**Your task**
From the entries below, gather every line containing the string "reduc".
>> BEGIN Raw records
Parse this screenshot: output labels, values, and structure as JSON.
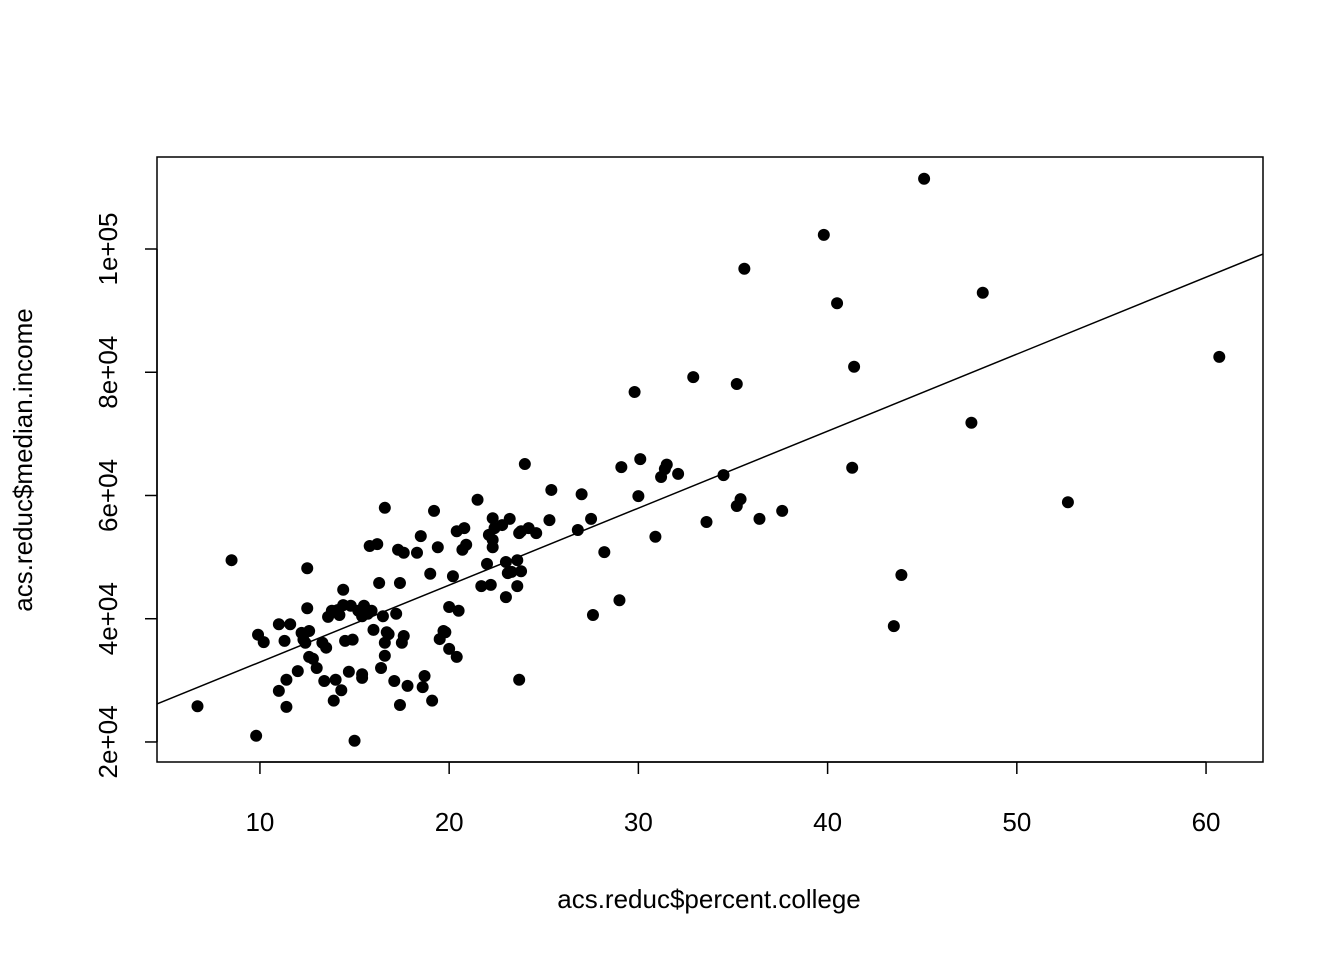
{
  "chart_data": {
    "type": "scatter",
    "x_label": "acs.reduc$percent.college",
    "y_label": "acs.reduc$median.income",
    "color": "#000000",
    "xlim": [
      4.56,
      63.01
    ],
    "ylim": [
      16750,
      114930
    ],
    "xticks": [
      10,
      20,
      30,
      40,
      50,
      60
    ],
    "yticks": [
      {
        "value": 20000,
        "label": "2e+04"
      },
      {
        "value": 40000,
        "label": "4e+04"
      },
      {
        "value": 60000,
        "label": "6e+04"
      },
      {
        "value": 80000,
        "label": "8e+04"
      },
      {
        "value": 100000,
        "label": "1e+05"
      }
    ],
    "abline": {
      "intercept": 20469,
      "slope": 1249.3
    },
    "x": [
      6.7,
      8.5,
      9.8,
      9.9,
      10.2,
      11.0,
      11.0,
      11.3,
      11.4,
      11.4,
      11.6,
      12.0,
      12.2,
      12.3,
      12.4,
      12.5,
      12.5,
      12.6,
      12.6,
      12.8,
      13.0,
      13.3,
      13.4,
      13.5,
      13.6,
      13.8,
      13.9,
      14.0,
      14.1,
      14.2,
      14.3,
      14.4,
      14.4,
      14.5,
      14.7,
      14.8,
      14.9,
      15.0,
      15.2,
      15.4,
      15.4,
      15.4,
      15.5,
      15.7,
      15.8,
      15.9,
      16.0,
      16.2,
      16.3,
      16.4,
      16.5,
      16.6,
      16.6,
      16.6,
      16.7,
      16.8,
      17.1,
      17.2,
      17.3,
      17.4,
      17.4,
      17.5,
      17.6,
      17.6,
      17.8,
      18.3,
      18.5,
      18.6,
      18.7,
      19.0,
      19.1,
      19.2,
      19.4,
      19.5,
      19.7,
      19.8,
      20.0,
      20.0,
      20.2,
      20.4,
      20.5,
      20.4,
      20.7,
      20.8,
      20.9,
      21.5,
      21.7,
      22.0,
      22.1,
      22.2,
      22.3,
      22.3,
      22.3,
      22.4,
      22.8,
      23.0,
      23.1,
      23.0,
      23.2,
      23.3,
      23.6,
      23.6,
      23.7,
      23.8,
      23.8,
      23.7,
      24.0,
      24.2,
      24.6,
      25.3,
      25.4,
      26.8,
      27.0,
      27.5,
      27.6,
      28.2,
      29.0,
      29.1,
      29.8,
      30.0,
      30.1,
      30.9,
      31.2,
      31.4,
      31.5,
      32.1,
      32.9,
      33.6,
      34.5,
      35.2,
      35.2,
      35.4,
      35.6,
      36.4,
      37.6,
      39.8,
      40.5,
      41.3,
      41.4,
      43.5,
      43.9,
      45.1,
      47.6,
      48.2,
      52.7,
      60.7
    ],
    "y": [
      25800,
      49500,
      21000,
      37400,
      36200,
      39100,
      28300,
      36400,
      30100,
      25700,
      39100,
      31500,
      37700,
      36600,
      36100,
      41700,
      48200,
      38000,
      33800,
      33500,
      32000,
      36100,
      29900,
      35300,
      40300,
      41300,
      26700,
      30100,
      41400,
      40600,
      28400,
      44700,
      42200,
      36400,
      31400,
      42100,
      36600,
      20200,
      41300,
      30400,
      31000,
      40400,
      42100,
      40800,
      51800,
      41300,
      38200,
      52100,
      45800,
      32000,
      40400,
      36100,
      34000,
      58000,
      37800,
      37500,
      29900,
      40800,
      51200,
      45800,
      26000,
      36100,
      37200,
      50700,
      29100,
      50700,
      53400,
      28900,
      30700,
      47300,
      26700,
      57500,
      51600,
      36700,
      38000,
      37800,
      41900,
      35100,
      46900,
      33800,
      41300,
      54200,
      51200,
      54700,
      52000,
      59300,
      45300,
      48900,
      53600,
      45500,
      56300,
      51600,
      52800,
      54700,
      55200,
      49200,
      47400,
      43500,
      56200,
      47600,
      45300,
      49500,
      53900,
      54200,
      47700,
      30100,
      65100,
      54700,
      53900,
      56000,
      60900,
      54400,
      60200,
      56200,
      40600,
      50800,
      43000,
      64600,
      76800,
      59900,
      65900,
      53300,
      63000,
      64300,
      65000,
      63500,
      79200,
      55700,
      63300,
      78100,
      58300,
      59400,
      96800,
      56200,
      57500,
      102300,
      91200,
      64500,
      80900,
      38800,
      47100,
      111400,
      71800,
      92900,
      58900,
      82500
    ]
  }
}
>> END Raw records
**Task result**
    "x_label": "acs.reduc$percent.college",
    "y_label": "acs.reduc$median.income",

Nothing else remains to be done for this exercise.